[Extracted information]
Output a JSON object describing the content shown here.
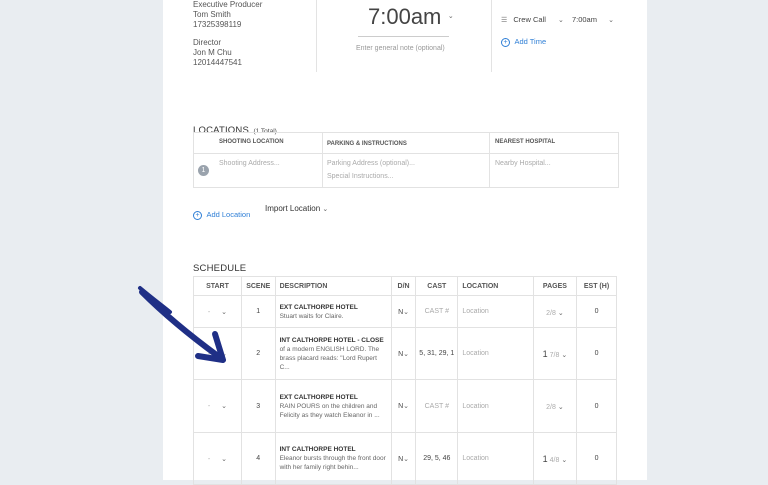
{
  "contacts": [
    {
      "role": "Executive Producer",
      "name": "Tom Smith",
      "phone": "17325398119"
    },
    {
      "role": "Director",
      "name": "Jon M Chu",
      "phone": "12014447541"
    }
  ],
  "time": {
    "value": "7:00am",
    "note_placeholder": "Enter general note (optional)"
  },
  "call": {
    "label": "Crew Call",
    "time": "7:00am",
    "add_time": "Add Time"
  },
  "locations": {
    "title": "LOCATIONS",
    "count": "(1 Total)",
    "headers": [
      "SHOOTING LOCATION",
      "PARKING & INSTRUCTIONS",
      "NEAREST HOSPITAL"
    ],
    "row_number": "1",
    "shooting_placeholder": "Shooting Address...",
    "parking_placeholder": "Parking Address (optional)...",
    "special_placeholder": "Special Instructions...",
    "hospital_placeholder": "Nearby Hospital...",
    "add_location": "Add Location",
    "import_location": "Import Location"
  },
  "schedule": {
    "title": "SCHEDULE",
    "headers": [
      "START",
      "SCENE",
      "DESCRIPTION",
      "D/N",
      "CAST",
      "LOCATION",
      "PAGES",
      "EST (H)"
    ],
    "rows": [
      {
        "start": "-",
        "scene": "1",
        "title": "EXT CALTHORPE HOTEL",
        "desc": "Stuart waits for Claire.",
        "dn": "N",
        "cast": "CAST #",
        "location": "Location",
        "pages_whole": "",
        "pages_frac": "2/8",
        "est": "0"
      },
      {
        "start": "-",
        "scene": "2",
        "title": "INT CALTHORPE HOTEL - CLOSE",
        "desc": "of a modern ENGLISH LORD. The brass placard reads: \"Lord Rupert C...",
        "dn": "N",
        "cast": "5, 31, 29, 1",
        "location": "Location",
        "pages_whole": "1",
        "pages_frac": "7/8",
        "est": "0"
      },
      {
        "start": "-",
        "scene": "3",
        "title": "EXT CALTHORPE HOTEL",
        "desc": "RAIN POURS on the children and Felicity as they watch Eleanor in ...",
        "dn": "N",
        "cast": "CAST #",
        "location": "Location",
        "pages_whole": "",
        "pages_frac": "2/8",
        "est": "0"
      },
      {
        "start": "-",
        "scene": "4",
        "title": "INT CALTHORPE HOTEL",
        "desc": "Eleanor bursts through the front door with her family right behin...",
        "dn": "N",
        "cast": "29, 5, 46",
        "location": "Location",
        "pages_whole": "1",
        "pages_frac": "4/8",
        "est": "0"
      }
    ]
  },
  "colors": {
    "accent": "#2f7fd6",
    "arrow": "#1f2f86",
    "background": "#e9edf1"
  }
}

[Exercise]
Return every line above in which the string "CALTHORPE" occurs.

[Written reply]
        "title": "EXT CALTHORPE HOTEL",
        "title": "INT CALTHORPE HOTEL - CLOSE",
        "title": "EXT CALTHORPE HOTEL",
        "title": "INT CALTHORPE HOTEL",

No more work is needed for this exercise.